DATA TO USE
————————
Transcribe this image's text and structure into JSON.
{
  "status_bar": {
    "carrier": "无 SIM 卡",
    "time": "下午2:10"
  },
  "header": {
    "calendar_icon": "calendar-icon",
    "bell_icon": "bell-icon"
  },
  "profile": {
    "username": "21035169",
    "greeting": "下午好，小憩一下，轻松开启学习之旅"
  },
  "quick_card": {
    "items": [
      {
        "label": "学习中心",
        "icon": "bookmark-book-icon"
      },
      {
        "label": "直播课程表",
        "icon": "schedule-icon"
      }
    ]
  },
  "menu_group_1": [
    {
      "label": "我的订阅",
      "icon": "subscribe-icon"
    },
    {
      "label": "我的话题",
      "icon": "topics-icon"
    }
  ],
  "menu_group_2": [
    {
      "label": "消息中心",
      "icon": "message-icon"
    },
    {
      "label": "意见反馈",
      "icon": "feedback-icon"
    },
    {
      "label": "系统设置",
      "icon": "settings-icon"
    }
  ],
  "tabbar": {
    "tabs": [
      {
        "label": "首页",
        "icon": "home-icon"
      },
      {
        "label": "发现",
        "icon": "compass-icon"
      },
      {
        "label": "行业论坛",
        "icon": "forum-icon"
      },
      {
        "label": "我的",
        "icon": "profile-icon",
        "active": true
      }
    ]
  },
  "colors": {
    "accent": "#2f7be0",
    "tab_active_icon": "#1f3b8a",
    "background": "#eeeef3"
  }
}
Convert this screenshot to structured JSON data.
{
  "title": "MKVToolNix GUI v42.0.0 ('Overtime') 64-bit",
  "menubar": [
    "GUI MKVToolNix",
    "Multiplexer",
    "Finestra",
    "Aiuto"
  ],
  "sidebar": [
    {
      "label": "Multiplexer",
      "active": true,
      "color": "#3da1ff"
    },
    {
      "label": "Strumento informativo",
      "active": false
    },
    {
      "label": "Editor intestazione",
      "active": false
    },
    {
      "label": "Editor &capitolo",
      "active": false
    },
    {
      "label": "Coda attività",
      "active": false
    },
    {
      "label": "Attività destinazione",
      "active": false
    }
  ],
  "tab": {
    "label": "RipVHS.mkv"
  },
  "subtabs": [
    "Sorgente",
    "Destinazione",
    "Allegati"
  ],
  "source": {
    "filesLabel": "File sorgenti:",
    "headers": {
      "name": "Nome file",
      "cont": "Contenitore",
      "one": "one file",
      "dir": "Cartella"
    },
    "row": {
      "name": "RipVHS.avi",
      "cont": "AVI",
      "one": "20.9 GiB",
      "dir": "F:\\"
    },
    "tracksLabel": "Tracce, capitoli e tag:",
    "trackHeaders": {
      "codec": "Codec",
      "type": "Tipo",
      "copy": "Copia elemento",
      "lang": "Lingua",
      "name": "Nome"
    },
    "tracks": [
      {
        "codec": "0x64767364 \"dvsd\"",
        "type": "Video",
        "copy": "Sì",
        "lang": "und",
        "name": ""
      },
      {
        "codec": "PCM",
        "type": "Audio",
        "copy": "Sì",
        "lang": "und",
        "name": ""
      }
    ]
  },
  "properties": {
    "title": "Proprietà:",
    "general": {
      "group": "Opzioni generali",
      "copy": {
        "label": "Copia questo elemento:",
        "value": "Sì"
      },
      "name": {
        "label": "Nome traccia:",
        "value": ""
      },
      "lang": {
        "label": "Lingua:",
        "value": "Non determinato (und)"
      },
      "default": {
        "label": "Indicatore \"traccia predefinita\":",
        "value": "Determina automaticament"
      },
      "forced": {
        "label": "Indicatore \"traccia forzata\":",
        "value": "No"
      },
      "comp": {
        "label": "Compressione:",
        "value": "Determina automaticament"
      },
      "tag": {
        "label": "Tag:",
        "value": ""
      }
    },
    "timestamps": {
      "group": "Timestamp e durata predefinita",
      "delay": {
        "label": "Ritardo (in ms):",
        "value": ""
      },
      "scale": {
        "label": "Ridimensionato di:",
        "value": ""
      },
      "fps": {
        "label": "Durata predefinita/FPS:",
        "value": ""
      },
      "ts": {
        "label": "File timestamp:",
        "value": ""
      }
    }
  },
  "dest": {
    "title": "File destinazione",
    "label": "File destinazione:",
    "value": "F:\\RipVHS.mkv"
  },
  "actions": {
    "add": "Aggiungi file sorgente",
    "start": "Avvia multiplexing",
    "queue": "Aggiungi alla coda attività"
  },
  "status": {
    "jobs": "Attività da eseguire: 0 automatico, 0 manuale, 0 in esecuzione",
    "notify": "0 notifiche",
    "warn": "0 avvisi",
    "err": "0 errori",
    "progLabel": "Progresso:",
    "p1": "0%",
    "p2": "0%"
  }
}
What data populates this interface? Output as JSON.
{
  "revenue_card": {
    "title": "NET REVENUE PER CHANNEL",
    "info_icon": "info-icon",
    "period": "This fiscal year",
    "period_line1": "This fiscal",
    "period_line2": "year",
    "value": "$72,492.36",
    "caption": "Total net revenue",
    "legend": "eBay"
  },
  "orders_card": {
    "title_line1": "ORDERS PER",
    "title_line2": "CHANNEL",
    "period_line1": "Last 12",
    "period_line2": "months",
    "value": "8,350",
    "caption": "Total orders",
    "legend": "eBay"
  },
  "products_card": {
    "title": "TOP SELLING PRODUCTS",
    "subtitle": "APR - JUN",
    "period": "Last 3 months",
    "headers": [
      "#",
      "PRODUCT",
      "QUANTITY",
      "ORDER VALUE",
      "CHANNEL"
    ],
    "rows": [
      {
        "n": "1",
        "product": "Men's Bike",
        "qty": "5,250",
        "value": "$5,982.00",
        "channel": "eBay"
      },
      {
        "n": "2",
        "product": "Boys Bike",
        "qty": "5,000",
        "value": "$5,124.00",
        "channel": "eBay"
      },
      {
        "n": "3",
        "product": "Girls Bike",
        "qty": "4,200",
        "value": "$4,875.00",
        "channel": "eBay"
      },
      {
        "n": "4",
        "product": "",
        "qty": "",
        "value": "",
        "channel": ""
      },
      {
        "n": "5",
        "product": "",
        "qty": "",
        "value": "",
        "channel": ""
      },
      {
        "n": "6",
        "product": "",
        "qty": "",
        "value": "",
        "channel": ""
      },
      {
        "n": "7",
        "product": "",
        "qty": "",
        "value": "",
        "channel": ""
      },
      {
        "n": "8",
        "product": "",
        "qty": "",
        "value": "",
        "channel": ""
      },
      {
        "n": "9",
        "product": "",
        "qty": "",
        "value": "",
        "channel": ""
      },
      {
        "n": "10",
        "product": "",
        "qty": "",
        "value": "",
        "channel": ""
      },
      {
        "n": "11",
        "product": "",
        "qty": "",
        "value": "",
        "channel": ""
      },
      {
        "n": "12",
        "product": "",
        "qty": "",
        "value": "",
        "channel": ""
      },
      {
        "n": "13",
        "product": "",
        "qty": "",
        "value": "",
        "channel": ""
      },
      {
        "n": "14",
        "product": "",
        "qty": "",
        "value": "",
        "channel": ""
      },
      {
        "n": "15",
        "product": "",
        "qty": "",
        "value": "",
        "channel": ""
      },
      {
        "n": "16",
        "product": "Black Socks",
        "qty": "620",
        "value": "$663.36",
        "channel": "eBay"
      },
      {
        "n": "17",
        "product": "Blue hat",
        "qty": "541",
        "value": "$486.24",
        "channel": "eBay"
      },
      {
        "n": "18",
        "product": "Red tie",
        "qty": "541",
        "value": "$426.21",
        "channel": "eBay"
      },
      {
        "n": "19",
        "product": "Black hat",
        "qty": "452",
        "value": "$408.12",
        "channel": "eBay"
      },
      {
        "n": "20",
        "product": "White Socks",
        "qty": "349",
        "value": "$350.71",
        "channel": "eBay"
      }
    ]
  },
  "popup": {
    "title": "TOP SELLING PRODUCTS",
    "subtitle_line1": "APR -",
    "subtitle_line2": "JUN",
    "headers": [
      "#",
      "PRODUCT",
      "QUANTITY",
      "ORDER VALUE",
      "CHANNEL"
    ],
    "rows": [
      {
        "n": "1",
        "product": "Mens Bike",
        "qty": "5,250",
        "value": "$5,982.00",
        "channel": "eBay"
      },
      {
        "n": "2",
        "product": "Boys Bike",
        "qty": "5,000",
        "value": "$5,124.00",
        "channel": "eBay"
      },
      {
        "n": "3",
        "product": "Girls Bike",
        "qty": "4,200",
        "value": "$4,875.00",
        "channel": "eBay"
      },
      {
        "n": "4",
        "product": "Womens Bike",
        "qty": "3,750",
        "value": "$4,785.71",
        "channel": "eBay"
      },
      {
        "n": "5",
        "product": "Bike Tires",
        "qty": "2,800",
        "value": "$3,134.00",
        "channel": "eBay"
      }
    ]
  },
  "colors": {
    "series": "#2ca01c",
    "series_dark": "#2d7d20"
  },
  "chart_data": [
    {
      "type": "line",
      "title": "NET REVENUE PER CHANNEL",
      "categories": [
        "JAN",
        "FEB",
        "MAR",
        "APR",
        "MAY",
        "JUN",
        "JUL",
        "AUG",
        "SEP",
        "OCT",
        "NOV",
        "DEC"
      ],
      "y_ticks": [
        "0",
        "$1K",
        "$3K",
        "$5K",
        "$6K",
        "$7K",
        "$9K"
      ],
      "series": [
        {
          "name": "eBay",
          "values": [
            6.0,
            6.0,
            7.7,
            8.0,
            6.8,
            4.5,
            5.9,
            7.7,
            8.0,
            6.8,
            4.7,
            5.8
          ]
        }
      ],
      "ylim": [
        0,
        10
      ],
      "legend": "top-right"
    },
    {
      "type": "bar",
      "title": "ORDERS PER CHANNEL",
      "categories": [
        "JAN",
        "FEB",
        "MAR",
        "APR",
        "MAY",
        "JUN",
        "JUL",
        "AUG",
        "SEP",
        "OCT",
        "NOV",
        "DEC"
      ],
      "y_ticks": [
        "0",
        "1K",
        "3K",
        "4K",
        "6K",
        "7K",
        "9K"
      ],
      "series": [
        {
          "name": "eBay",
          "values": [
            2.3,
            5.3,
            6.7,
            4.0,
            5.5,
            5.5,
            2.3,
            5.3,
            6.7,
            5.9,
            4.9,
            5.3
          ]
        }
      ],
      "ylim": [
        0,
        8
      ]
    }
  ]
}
————————
SHORT EXERCISE
Lines containing the word "Editor" are to be tallied; report only the total.

FINISHED EXERCISE
2